# TEXT TO READ
+ + + + +
I have a git repo with me that takes in the camera images and estimates user pose, saves data and trains a classifier. I want to setup a build farm for this repo, perform continuous integration and post build steps. Oh ! and also, please let me know if this is possible with the ros buildfarm. Provide documentation that clearly explains what to do if someone like me wants to setup a buildfarm.

Depending on your end-goal, it may be easier to begin either without ros_buildfarm or using ros_buildfarm without a full buildfarm deployment:

A. Running your repositories tests.
If all you want is basic continuous testing, setting up an entire buildfarm might be overkill. There are examples of setting up ROS repositories in Travis. This repository provides a sample .travis.yml and information for doing exactly that. It might be a bit stale and it's not something I've worked with, but once set up, it would run your tests without the need for running your own buildfarm.

B. If you also want to build binary packages for your repository, it's still possible to do without setting up a buildfarm deployment, but you will need to create suitable rosdistro and ros_buildfarm_config configuration files so that the ros_buildfarm scripts can be run on your local machines.

C. Of course, you can also set up a complete buildfarm cluster to perform run ros_buildfarm operations. This is probably the best option if you're going to be adding more custom packages down the road or building for multiple rosdistros. It's also the course of action you're already on.


ARM build agents

I thought of having a Jetson Tx2 as my agent and a Raspberry Pi 3 B as my repo but I'm willing to change this to two more VMs having same specs as my master.

I mentioned in your previous question that the buildfarm_deployment repository was originally written for x86 hosts only and that I know it doesn't support arm64 hosts out of the box and it probably won't work on a Raspberry Pi running Raspbian Stretch or even Ubuntu Xenial. I have deployed arm64 agents but I had to do the last 40% of the setup by hand which requires some experience and understanding of what the Puppet config management is doing for you so it won't be straightforward if you're new to Puppet and ros_buildfarm. You also won't be able to build for AMD64 (x86_64) targets with an arm64 agent, though you can build for arm64 with an AMD64 host using qemu, which the buildfarm_deployment sets up by default.
+ + + + +
# Dataset items
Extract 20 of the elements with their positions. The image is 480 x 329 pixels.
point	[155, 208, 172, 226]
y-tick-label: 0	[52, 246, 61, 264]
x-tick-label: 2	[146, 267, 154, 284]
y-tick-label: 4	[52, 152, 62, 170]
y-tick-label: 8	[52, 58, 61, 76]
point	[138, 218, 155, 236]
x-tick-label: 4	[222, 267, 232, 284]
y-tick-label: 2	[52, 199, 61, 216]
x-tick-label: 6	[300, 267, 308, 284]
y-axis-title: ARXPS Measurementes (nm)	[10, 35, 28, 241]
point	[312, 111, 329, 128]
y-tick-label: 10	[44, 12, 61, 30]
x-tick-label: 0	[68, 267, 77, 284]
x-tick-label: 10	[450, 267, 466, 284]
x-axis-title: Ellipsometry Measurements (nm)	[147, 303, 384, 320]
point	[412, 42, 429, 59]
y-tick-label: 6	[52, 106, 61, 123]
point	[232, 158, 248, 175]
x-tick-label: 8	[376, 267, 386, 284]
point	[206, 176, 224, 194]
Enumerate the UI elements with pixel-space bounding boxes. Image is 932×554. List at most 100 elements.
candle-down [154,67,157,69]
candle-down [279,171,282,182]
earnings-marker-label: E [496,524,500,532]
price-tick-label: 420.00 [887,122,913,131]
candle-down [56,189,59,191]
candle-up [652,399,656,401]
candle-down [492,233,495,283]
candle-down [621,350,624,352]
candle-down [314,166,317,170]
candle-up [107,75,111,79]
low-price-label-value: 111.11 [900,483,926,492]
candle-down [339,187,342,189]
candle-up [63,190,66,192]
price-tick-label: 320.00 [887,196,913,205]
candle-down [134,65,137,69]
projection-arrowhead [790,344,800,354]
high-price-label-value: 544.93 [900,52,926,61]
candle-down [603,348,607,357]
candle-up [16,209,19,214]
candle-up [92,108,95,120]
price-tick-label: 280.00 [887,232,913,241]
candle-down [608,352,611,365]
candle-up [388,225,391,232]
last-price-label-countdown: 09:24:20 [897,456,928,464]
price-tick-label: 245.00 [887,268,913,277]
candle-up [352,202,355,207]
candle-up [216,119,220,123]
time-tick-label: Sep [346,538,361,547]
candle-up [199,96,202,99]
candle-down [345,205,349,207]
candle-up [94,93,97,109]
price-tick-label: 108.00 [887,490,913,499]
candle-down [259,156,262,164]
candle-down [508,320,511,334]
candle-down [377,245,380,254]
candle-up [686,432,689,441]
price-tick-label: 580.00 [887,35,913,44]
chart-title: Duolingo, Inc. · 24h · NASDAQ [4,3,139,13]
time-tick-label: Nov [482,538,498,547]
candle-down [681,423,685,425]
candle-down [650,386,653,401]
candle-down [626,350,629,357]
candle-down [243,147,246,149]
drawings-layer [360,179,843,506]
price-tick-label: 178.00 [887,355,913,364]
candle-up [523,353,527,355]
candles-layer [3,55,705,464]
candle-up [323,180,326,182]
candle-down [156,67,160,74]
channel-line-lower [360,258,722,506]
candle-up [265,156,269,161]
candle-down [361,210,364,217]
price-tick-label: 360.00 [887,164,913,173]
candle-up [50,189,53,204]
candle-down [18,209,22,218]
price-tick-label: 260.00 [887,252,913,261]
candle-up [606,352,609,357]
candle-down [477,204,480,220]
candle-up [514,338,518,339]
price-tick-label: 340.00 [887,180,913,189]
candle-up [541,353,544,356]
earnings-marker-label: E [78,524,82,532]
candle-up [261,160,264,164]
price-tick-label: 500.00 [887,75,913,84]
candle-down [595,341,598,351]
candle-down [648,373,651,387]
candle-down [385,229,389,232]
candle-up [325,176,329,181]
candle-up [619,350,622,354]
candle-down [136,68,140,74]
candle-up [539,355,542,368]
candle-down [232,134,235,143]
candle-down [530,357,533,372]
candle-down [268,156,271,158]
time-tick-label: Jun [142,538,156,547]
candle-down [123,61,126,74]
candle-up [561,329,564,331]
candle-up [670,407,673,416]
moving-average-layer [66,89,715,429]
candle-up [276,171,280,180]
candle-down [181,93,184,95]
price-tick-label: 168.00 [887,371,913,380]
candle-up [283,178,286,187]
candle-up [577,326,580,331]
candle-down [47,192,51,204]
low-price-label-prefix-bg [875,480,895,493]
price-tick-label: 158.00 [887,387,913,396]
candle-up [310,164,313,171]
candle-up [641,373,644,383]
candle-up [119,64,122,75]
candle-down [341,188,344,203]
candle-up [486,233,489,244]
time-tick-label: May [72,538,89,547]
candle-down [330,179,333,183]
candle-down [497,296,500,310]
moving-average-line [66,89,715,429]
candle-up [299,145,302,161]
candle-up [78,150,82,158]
+ + + + +
# SET TASKS
a) In the text about setting up a ROS buildfarm, what does the buildfarm_deployment set up by default so that an AMD64 host can build for arm64?
b) Reproduce the part of the ROS buildfarm text that begins with the words "C. Of course, you" and stops after "as my master.".

# SOLUTIONS TO THE PROBLEMS
a) It sets up qemu.

b)
C. Of course, you can also set up a complete buildfarm cluster to perform run ros_buildfarm operations. This is probably the best option if you're going to be adding more custom packages down the road or building for multiple rosdistros. It's also the course of action you're already on.


ARM build agents

I thought of having a Jetson Tx2 as my agent and a Raspberry Pi 3 B as my repo but I'm willing to change this to two more VMs having same specs as my master.